§ **BRIEF**:
Exactly repeat the material, dropping every picture from the copy.

───── MATERIAL SUPPLIED

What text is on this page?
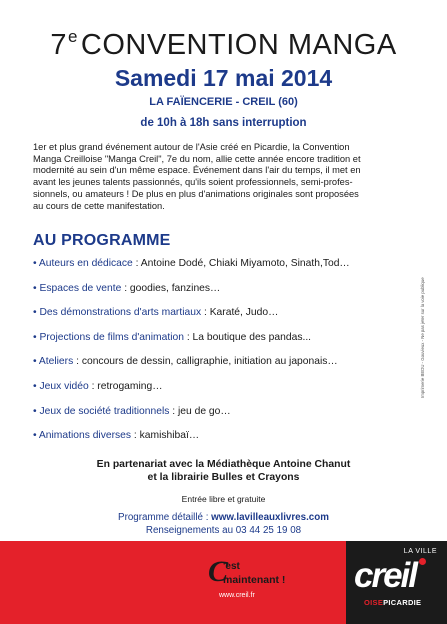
7e CONVENTION MANGA
Samedi 17 mai 2014
LA FAÏENCERIE - CREIL (60)
de 10h à 18h sans interruption

1er et plus grand événement autour de l'Asie créé en Picardie, la Convention

Manga Creilloise "Manga Creil", 7e du nom, allie cette année encore tradition et

modernité au sein d'un même espace. Événement dans l'air du temps, il met en

avant les jeunes talents passionnés, qu'ils soient professionnels, semi-profes-

sionnels, ou amateurs ! De plus en plus d'animations originales sont proposées

au cours de cette manifestation.

AU PROGRAMME
• Auteurs en dédicace : Antoine Dodé, Chiaki Miyamoto, Sinath,Tod…
• Espaces de vente : goodies, fanzines…
• Des démonstrations d'arts martiaux : Karaté, Judo…
• Projections de films d'animation : La boutique des pandas...
• Ateliers : concours de dessin, calligraphie, initiation au japonais…
• Jeux vidéo : retrogaming…
• Jeux de société traditionnels : jeu de go…
• Animations diverses : kamishibaï…
En partenariat avec la Médiathèque Antoine Chanut
et la librairie Bulles et Crayons
Entrée libre et gratuite
Programme détaillé : www.lavilleauxlivres.com
Renseignements au 03 44 25 19 08
Imprimerie BEDU - Gouvieux - Ne pas jeter sur la voie publique
C
'est
maintenant !
www.creil.fr
LA VILLE
creil
OISEPICARDIE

──────────

§ **COMPLETED EXERCISE**:
What text is on this page?
7e CONVENTION MANGA
Samedi 17 mai 2014
LA FAÏENCERIE - CREIL (60)
de 10h à 18h sans interruption

1er et plus grand événement autour de l'Asie créé en Picardie, la Convention

Manga Creilloise "Manga Creil", 7e du nom, allie cette année encore tradition et

modernité au sein d'un même espace. Événement dans l'air du temps, il met en

avant les jeunes talents passionnés, qu'ils soient professionnels, semi-profes-

sionnels, ou amateurs ! De plus en plus d'animations originales sont proposées

au cours de cette manifestation.

AU PROGRAMME
• Auteurs en dédicace : Antoine Dodé, Chiaki Miyamoto, Sinath,Tod…
• Espaces de vente : goodies, fanzines…
• Des démonstrations d'arts martiaux : Karaté, Judo…
• Projections de films d'animation : La boutique des pandas...
• Ateliers : concours de dessin, calligraphie, initiation au japonais…
• Jeux vidéo : retrogaming…
• Jeux de société traditionnels : jeu de go…
• Animations diverses : kamishibaï…
En partenariat avec la Médiathèque Antoine Chanut
et la librairie Bulles et Crayons
Entrée libre et gratuite
Programme détaillé : www.lavilleauxlivres.com
Renseignements au 03 44 25 19 08
Imprimerie BEDU - Gouvieux - Ne pas jeter sur la voie publique
C
'est
maintenant !
www.creil.fr
LA VILLE
creil
OISEPICARDIE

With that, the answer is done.